• **YOUR TASK**: In full and without alteration, give the listing again.
:::
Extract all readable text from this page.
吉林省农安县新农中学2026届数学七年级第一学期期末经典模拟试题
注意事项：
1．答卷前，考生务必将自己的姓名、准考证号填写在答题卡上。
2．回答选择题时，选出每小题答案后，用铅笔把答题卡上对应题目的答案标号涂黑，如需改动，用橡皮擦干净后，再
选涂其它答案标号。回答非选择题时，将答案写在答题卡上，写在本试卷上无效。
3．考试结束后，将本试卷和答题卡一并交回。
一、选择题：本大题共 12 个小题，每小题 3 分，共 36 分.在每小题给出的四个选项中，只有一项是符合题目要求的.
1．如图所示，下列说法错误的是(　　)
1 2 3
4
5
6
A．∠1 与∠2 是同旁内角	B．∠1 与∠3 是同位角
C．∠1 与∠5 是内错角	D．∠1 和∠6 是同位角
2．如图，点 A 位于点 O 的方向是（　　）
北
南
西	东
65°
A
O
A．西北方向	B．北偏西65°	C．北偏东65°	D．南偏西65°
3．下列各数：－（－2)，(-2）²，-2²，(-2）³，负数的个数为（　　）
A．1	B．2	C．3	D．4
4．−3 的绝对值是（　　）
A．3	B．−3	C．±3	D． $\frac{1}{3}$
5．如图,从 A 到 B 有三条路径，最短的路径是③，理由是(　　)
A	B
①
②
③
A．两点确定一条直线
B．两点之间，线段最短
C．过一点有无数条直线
:::
• **THE SOLUTION**:
Extract all readable text from this page.
吉林省农安县新农中学2026届数学七年级第一学期期末经典模拟试题
注意事项：
1．答卷前，考生务必将自己的姓名、准考证号填写在答题卡上。
2．回答选择题时，选出每小题答案后，用铅笔把答题卡上对应题目的答案标号涂黑，如需改动，用橡皮擦干净后，再
选涂其它答案标号。回答非选择题时，将答案写在答题卡上，写在本试卷上无效。
3．考试结束后，将本试卷和答题卡一并交回。
一、选择题：本大题共 12 个小题，每小题 3 分，共 36 分.在每小题给出的四个选项中，只有一项是符合题目要求的.
1．如图所示，下列说法错误的是(　　)
1 2 3
4
5
6
A．∠1 与∠2 是同旁内角	B．∠1 与∠3 是同位角
C．∠1 与∠5 是内错角	D．∠1 和∠6 是同位角
2．如图，点 A 位于点 O 的方向是（　　）
北
南
西	东
65°
A
O
A．西北方向	B．北偏西65°	C．北偏东65°	D．南偏西65°
3．下列各数：－（－2)，(-2）²，-2²，(-2）³，负数的个数为（　　）
A．1	B．2	C．3	D．4
4．−3 的绝对值是（　　）
A．3	B．−3	C．±3	D． $\frac{1}{3}$
5．如图,从 A 到 B 有三条路径，最短的路径是③，理由是(　　)
A	B
①
②
③
A．两点确定一条直线
B．两点之间，线段最短
C．过一点有无数条直线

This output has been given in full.